→ **Exercise**
Note each line of the listing that contains the string "this", and copy it.

→ **Task inputs**
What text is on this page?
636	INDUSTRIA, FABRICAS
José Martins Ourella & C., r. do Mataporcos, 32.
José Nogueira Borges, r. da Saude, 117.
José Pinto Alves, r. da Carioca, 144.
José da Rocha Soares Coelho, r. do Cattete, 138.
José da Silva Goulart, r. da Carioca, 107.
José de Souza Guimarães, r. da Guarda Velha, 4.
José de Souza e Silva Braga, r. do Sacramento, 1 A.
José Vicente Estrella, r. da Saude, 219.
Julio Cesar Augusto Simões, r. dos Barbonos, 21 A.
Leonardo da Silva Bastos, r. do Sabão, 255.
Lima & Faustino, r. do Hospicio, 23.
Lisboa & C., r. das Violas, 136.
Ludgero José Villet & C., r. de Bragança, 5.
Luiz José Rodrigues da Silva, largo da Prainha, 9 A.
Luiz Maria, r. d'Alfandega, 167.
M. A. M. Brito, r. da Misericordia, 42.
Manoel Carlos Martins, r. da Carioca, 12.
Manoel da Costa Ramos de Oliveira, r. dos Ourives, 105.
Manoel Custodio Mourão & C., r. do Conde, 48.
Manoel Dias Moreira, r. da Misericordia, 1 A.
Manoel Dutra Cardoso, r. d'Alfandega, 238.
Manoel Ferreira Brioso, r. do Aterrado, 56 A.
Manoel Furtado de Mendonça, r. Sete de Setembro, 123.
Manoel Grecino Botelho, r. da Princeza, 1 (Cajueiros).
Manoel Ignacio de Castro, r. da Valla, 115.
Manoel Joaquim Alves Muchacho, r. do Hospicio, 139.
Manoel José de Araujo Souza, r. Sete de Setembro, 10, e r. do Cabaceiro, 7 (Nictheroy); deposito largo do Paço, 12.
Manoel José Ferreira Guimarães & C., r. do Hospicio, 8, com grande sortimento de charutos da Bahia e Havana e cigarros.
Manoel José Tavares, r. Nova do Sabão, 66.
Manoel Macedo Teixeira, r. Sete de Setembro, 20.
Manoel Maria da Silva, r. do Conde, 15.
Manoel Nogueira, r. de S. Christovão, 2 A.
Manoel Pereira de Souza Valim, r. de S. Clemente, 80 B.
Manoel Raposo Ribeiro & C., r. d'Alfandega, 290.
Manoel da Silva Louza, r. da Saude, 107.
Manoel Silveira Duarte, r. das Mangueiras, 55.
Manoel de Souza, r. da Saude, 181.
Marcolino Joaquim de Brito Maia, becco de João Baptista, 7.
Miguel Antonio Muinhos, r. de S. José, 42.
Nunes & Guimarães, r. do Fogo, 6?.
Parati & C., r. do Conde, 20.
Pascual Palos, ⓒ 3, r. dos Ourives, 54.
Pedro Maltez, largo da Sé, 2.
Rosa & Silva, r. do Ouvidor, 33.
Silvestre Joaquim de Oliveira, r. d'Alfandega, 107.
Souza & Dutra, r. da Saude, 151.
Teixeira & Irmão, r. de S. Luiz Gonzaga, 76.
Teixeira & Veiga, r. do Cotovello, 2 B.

--

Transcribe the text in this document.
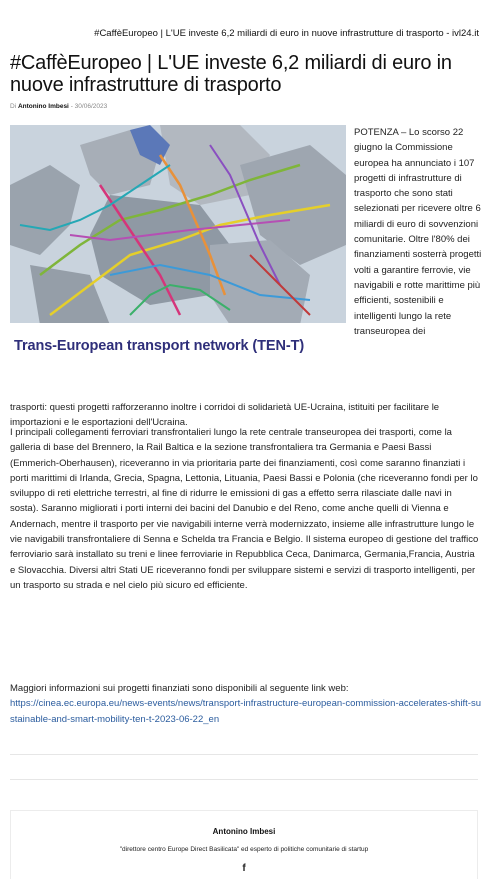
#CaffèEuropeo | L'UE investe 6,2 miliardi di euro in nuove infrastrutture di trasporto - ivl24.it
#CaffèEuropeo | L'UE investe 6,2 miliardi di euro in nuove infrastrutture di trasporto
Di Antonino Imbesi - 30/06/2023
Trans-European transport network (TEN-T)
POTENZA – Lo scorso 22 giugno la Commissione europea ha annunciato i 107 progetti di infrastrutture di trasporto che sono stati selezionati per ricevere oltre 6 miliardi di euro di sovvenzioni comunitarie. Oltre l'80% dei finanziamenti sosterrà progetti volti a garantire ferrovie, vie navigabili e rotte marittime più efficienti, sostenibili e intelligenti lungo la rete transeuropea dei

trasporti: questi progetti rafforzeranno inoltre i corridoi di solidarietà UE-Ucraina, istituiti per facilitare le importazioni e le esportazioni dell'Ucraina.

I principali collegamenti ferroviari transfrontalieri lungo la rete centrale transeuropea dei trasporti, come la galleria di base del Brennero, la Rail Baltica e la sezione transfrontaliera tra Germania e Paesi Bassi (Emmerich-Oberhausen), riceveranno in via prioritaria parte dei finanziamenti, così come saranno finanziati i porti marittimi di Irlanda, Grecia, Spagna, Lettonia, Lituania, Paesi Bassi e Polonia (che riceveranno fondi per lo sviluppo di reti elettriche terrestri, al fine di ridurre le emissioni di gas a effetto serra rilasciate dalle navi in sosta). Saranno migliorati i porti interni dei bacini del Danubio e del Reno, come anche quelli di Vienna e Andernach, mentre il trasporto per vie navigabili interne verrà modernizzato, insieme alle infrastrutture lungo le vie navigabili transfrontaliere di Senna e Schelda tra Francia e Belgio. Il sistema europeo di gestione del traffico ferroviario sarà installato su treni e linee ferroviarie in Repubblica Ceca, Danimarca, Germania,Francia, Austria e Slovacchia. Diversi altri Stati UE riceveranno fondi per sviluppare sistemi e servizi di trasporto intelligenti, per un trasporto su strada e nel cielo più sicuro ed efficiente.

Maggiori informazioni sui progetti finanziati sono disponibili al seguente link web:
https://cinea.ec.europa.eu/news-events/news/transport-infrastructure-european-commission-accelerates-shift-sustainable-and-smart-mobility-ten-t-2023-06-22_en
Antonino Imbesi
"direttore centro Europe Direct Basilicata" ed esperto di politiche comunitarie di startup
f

→ **Exercise output**
What text is on this page?
Transcribe the text in this document.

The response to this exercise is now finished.